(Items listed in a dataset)
* start *

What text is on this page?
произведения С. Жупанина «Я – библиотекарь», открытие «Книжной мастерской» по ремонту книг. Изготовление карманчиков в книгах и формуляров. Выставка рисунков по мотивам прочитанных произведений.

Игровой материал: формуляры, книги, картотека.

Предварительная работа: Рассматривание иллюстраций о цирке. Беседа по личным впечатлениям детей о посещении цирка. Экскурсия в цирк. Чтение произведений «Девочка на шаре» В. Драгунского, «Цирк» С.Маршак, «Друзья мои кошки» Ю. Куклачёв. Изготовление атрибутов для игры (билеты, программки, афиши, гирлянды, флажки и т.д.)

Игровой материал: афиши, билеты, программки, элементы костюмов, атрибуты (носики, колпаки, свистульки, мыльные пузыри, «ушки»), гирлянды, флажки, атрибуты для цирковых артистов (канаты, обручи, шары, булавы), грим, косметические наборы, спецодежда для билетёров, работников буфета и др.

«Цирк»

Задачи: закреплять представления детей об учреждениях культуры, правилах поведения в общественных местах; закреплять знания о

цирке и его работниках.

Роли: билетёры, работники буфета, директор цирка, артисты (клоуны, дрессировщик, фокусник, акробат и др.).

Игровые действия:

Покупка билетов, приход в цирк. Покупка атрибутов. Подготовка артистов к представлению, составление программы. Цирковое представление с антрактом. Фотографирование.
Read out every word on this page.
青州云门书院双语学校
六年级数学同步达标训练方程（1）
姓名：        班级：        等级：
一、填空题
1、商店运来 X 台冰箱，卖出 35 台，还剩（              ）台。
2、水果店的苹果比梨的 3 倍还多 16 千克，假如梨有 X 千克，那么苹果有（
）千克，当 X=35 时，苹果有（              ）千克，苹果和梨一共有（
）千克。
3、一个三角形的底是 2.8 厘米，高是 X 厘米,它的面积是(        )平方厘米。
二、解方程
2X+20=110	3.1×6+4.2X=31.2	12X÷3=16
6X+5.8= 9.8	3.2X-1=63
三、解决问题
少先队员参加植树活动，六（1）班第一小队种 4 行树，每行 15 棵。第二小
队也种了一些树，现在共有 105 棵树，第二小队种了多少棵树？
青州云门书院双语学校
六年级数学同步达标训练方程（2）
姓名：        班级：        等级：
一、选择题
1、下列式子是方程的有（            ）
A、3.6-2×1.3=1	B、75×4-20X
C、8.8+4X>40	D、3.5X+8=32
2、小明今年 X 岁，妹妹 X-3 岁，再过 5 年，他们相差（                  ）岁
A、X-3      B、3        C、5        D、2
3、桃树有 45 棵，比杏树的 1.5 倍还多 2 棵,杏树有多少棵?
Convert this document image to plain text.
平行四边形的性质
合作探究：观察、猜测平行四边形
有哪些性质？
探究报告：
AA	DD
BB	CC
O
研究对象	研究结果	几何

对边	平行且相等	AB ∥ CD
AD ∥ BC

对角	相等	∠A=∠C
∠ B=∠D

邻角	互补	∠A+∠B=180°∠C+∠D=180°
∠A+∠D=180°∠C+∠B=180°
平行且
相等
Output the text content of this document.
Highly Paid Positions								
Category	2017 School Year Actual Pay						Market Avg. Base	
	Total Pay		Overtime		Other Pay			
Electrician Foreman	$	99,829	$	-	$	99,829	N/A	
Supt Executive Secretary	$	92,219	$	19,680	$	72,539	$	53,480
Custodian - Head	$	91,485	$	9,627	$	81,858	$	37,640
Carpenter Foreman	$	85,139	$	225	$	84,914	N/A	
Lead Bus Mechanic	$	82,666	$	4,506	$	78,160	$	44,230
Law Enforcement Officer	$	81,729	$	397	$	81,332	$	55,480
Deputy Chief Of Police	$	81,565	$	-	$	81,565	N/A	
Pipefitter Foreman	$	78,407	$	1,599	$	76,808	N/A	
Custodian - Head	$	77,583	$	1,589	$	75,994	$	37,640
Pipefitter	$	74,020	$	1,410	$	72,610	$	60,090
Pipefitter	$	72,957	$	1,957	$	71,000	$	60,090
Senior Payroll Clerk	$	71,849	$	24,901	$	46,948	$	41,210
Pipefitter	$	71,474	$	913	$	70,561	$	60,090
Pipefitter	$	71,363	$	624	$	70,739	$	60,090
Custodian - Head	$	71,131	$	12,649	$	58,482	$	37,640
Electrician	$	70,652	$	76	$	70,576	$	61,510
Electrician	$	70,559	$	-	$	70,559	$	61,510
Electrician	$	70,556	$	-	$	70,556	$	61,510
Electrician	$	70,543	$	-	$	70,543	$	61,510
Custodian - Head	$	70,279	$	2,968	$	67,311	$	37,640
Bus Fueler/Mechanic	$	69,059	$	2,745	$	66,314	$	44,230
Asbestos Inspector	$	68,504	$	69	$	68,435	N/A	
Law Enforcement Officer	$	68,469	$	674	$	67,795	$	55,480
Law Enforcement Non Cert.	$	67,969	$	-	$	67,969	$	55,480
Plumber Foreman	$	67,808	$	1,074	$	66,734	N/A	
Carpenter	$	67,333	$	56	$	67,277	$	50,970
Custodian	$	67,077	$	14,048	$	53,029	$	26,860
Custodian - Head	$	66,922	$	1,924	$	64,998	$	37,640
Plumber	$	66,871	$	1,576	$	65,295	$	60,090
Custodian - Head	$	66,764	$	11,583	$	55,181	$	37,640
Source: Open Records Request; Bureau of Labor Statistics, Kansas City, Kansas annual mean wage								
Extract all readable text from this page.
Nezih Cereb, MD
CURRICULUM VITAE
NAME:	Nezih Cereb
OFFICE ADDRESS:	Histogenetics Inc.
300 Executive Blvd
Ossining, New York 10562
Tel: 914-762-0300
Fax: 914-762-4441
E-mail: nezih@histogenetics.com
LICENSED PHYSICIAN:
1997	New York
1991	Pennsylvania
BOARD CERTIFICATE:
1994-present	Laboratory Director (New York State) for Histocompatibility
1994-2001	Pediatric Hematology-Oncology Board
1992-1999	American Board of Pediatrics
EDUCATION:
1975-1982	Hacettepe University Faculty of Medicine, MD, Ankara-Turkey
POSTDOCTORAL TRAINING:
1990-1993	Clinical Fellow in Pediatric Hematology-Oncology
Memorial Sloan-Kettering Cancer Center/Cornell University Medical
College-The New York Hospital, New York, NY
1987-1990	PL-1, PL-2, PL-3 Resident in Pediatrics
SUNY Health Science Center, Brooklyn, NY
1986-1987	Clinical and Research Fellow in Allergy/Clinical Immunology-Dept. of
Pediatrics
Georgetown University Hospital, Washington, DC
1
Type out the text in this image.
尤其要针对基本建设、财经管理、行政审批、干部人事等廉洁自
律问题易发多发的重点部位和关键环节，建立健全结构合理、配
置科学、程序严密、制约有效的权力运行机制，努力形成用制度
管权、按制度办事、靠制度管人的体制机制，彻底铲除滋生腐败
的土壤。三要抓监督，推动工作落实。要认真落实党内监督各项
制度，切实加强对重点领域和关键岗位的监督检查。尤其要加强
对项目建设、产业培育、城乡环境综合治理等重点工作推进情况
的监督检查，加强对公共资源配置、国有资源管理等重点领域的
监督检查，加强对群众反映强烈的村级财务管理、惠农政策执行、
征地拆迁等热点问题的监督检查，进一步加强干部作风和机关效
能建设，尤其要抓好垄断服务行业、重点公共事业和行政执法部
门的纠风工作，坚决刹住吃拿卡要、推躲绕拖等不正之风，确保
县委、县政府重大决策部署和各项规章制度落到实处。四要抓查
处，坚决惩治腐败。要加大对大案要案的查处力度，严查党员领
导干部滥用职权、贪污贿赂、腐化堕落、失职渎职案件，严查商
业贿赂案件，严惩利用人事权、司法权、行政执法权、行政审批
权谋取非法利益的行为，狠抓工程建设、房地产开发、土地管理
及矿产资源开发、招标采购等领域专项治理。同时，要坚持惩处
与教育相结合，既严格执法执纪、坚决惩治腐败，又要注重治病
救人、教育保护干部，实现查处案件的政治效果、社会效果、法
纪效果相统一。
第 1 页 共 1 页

* end *

- [Exercise objective]:
Check every line of the entries above for the word "Mechanic" and report how many lines contain it, giving the number only.

- [Task output]:
2